# GIVEN RECORDS

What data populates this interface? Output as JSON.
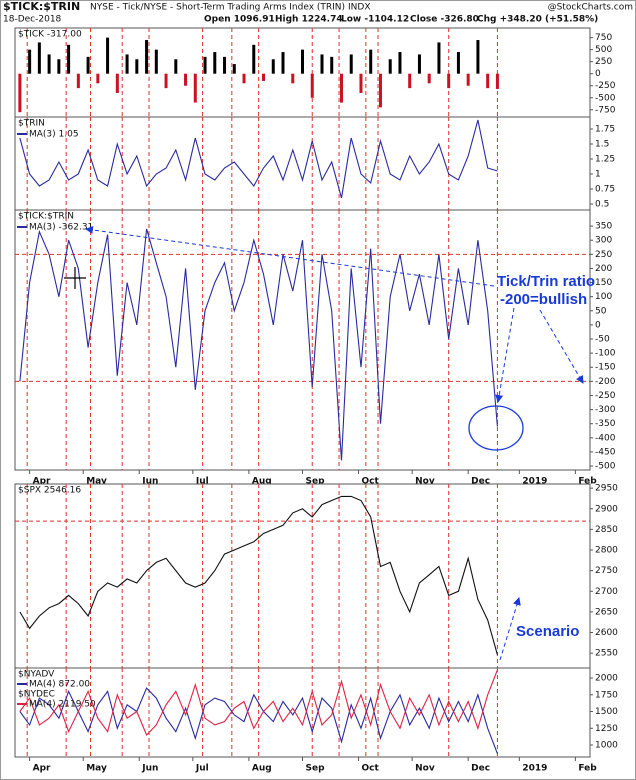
{
  "header": {
    "title": "$TICK:$TRIN",
    "description": "NYSE - Tick/NYSE - Short-Term Trading Arms Index (TRIN)",
    "exchange": "INDX",
    "source": "@StockCharts.com",
    "date": "18-Dec-2018",
    "quote": [
      "Open 1096.91",
      "High 1224.74",
      "Low -1104.12",
      "Close -326.80",
      "Chg +348.20 (+51.58%)"
    ]
  },
  "chart_data": [
    {
      "type": "bar",
      "title": "$TICK -317.00",
      "up_color": "#000000",
      "down_color": "#cc1122",
      "x": [
        2,
        6,
        10,
        14,
        18,
        22,
        26,
        30,
        34,
        38,
        42,
        46,
        50,
        54,
        58,
        62,
        66,
        70,
        74,
        78,
        82,
        86,
        90,
        94,
        98,
        102,
        106,
        110,
        114,
        118,
        122,
        126,
        130,
        134,
        138,
        142,
        146,
        150,
        154,
        158,
        162,
        166,
        170,
        174,
        178,
        182,
        186,
        190,
        194,
        198
      ],
      "values": [
        -800,
        500,
        650,
        400,
        300,
        600,
        -300,
        350,
        -200,
        750,
        -400,
        400,
        300,
        700,
        500,
        -300,
        300,
        -250,
        -600,
        350,
        450,
        350,
        200,
        -200,
        600,
        -150,
        300,
        450,
        -200,
        500,
        -500,
        400,
        350,
        -600,
        400,
        -400,
        500,
        -700,
        300,
        450,
        -300,
        400,
        -200,
        650,
        -300,
        450,
        -250,
        700,
        -300,
        -317
      ],
      "xlim": [
        0,
        236
      ],
      "ylim": [
        -900,
        950
      ],
      "yticks": [
        750,
        500,
        250,
        0,
        -250,
        -500,
        -750
      ],
      "vlines": [
        5,
        21,
        31,
        44,
        55,
        77,
        89,
        100,
        122,
        133,
        144,
        149,
        178,
        198
      ]
    },
    {
      "type": "line",
      "title": "$TRIN",
      "x": [
        2,
        6,
        10,
        14,
        18,
        22,
        26,
        30,
        34,
        38,
        42,
        46,
        50,
        54,
        58,
        62,
        66,
        70,
        74,
        78,
        82,
        86,
        90,
        94,
        98,
        102,
        106,
        110,
        114,
        118,
        122,
        126,
        130,
        134,
        138,
        142,
        146,
        150,
        154,
        158,
        162,
        166,
        170,
        174,
        178,
        182,
        186,
        190,
        194,
        198
      ],
      "series": [
        {
          "name": "MA(3) 1.05",
          "color": "#2a2aa0",
          "values": [
            1.6,
            1.0,
            0.8,
            0.9,
            1.2,
            0.9,
            1.0,
            1.4,
            0.9,
            0.8,
            1.5,
            1.0,
            1.3,
            0.8,
            1.0,
            1.1,
            1.4,
            0.9,
            1.6,
            1.0,
            0.9,
            1.1,
            1.2,
            1.0,
            0.8,
            1.1,
            1.3,
            0.9,
            1.4,
            0.9,
            1.55,
            0.9,
            1.2,
            0.6,
            1.6,
            1.0,
            0.85,
            1.55,
            1.0,
            0.9,
            1.3,
            1.0,
            1.2,
            1.5,
            1.0,
            0.9,
            1.3,
            1.9,
            1.1,
            1.05
          ]
        }
      ],
      "xlim": [
        0,
        236
      ],
      "ylim": [
        0.4,
        1.95
      ],
      "yticks": [
        1.75,
        1.5,
        1.25,
        1,
        0.75,
        0.5
      ]
    },
    {
      "type": "line",
      "title": "$TICK:$TRIN",
      "x": [
        2,
        6,
        10,
        14,
        18,
        22,
        26,
        30,
        34,
        38,
        42,
        46,
        50,
        54,
        58,
        62,
        66,
        70,
        74,
        78,
        82,
        86,
        90,
        94,
        98,
        102,
        106,
        110,
        114,
        118,
        122,
        126,
        130,
        134,
        138,
        142,
        146,
        150,
        154,
        158,
        162,
        166,
        170,
        174,
        178,
        182,
        186,
        190,
        194,
        198
      ],
      "series": [
        {
          "name": "MA(3) -362.31",
          "color": "#2a2aa0",
          "values": [
            -200,
            150,
            330,
            250,
            100,
            300,
            200,
            -80,
            150,
            320,
            -180,
            150,
            0,
            340,
            220,
            100,
            -150,
            200,
            -230,
            50,
            150,
            220,
            50,
            150,
            300,
            180,
            0,
            250,
            120,
            300,
            -220,
            250,
            50,
            -480,
            200,
            -150,
            270,
            -350,
            100,
            250,
            50,
            180,
            0,
            250,
            -50,
            200,
            0,
            300,
            50,
            -360
          ]
        }
      ],
      "xlim": [
        0,
        236
      ],
      "ylim": [
        -514,
        407
      ],
      "yticks": [
        350,
        300,
        250,
        200,
        150,
        100,
        50,
        0,
        -50,
        -100,
        -150,
        -200,
        -250,
        -300,
        -350,
        -400,
        -450,
        -500
      ],
      "xticks": [
        {
          "value": 6,
          "label": "Apr"
        },
        {
          "value": 28,
          "label": "May"
        },
        {
          "value": 51,
          "label": "Jun"
        },
        {
          "value": 73,
          "label": "Jul"
        },
        {
          "value": 96,
          "label": "Aug"
        },
        {
          "value": 118,
          "label": "Sep"
        },
        {
          "value": 141,
          "label": "Oct"
        },
        {
          "value": 163,
          "label": "Nov"
        },
        {
          "value": 186,
          "label": "Dec"
        },
        {
          "value": 207,
          "label": "2019"
        },
        {
          "value": 230,
          "label": "Feb"
        }
      ],
      "ref_lines": [
        250,
        -200
      ],
      "annotations": [
        "Tick/Trin ratio",
        "-200=bullish"
      ]
    },
    {
      "type": "line",
      "title": "$SPX 2546.16",
      "x": [
        2,
        6,
        10,
        14,
        18,
        22,
        26,
        30,
        34,
        38,
        42,
        46,
        50,
        54,
        58,
        62,
        66,
        70,
        74,
        78,
        82,
        86,
        90,
        94,
        98,
        102,
        106,
        110,
        114,
        118,
        122,
        126,
        130,
        134,
        138,
        142,
        146,
        150,
        154,
        158,
        162,
        166,
        170,
        174,
        178,
        182,
        186,
        190,
        194,
        198
      ],
      "series": [
        {
          "color": "#111111",
          "values": [
            2650,
            2610,
            2640,
            2660,
            2670,
            2690,
            2670,
            2640,
            2700,
            2720,
            2710,
            2730,
            2720,
            2750,
            2770,
            2780,
            2750,
            2720,
            2710,
            2720,
            2750,
            2790,
            2800,
            2810,
            2820,
            2840,
            2850,
            2860,
            2890,
            2900,
            2880,
            2910,
            2920,
            2930,
            2930,
            2920,
            2880,
            2760,
            2770,
            2700,
            2650,
            2720,
            2740,
            2760,
            2690,
            2700,
            2780,
            2680,
            2630,
            2546.16
          ]
        }
      ],
      "xlim": [
        0,
        236
      ],
      "ylim": [
        2514,
        2960
      ],
      "yticks": [
        2950,
        2900,
        2850,
        2800,
        2750,
        2700,
        2650,
        2600,
        2550
      ],
      "ref_lines": [
        2870
      ],
      "annotations": [
        "Scenario"
      ]
    },
    {
      "type": "line",
      "x": [
        2,
        6,
        10,
        14,
        18,
        22,
        26,
        30,
        34,
        38,
        42,
        46,
        50,
        54,
        58,
        62,
        66,
        70,
        74,
        78,
        82,
        86,
        90,
        94,
        98,
        102,
        106,
        110,
        114,
        118,
        122,
        126,
        130,
        134,
        138,
        142,
        146,
        150,
        154,
        158,
        162,
        166,
        170,
        174,
        178,
        182,
        186,
        190,
        194,
        198
      ],
      "series": [
        {
          "label": "$NYADV",
          "name": "MA(4) 872.00",
          "color": "#2a2aa0",
          "values": [
            1500,
            1300,
            1700,
            1600,
            1400,
            1800,
            1500,
            1200,
            1600,
            1800,
            1250,
            1600,
            1500,
            1850,
            1700,
            1400,
            1200,
            1550,
            1100,
            1600,
            1700,
            1650,
            1450,
            1350,
            1750,
            1500,
            1350,
            1650,
            1450,
            1700,
            1200,
            1700,
            1550,
            1050,
            1600,
            1250,
            1700,
            1100,
            1500,
            1750,
            1300,
            1550,
            1250,
            1700,
            1350,
            1650,
            1350,
            1750,
            1250,
            872
          ]
        },
        {
          "label": "$NYDEC",
          "name": "MA(4) 2119.50",
          "color": "#dd2244",
          "values": [
            1500,
            1700,
            1300,
            1400,
            1600,
            1200,
            1500,
            1800,
            1400,
            1200,
            1750,
            1400,
            1500,
            1150,
            1300,
            1600,
            1800,
            1450,
            1900,
            1400,
            1300,
            1350,
            1550,
            1650,
            1250,
            1500,
            1650,
            1350,
            1550,
            1300,
            1800,
            1300,
            1450,
            1950,
            1400,
            1750,
            1300,
            1900,
            1500,
            1250,
            1700,
            1450,
            1750,
            1300,
            1650,
            1350,
            1650,
            1250,
            1750,
            2119.5
          ]
        }
      ],
      "xlim": [
        0,
        236
      ],
      "ylim": [
        821,
        2150
      ],
      "yticks": [
        2000,
        1750,
        1500,
        1250,
        1000
      ],
      "xticks": [
        {
          "value": 6,
          "label": "Apr"
        },
        {
          "value": 28,
          "label": "May"
        },
        {
          "value": 51,
          "label": "Jun"
        },
        {
          "value": 73,
          "label": "Jul"
        },
        {
          "value": 96,
          "label": "Aug"
        },
        {
          "value": 118,
          "label": "Sep"
        },
        {
          "value": 141,
          "label": "Oct"
        },
        {
          "value": 163,
          "label": "Nov"
        },
        {
          "value": 186,
          "label": "Dec"
        },
        {
          "value": 207,
          "label": "2019"
        },
        {
          "value": 230,
          "label": "Feb"
        }
      ]
    }
  ]
}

# DIRECTIVE
Copy each line holding the word "title" from the listing above.

# EXERCISE RESULT
    "title": "$TICK:$TRIN",
      "title": "$TICK -317.00",
      "title": "$TRIN",
      "title": "$TICK:$TRIN",
      "title": "$SPX 2546.16",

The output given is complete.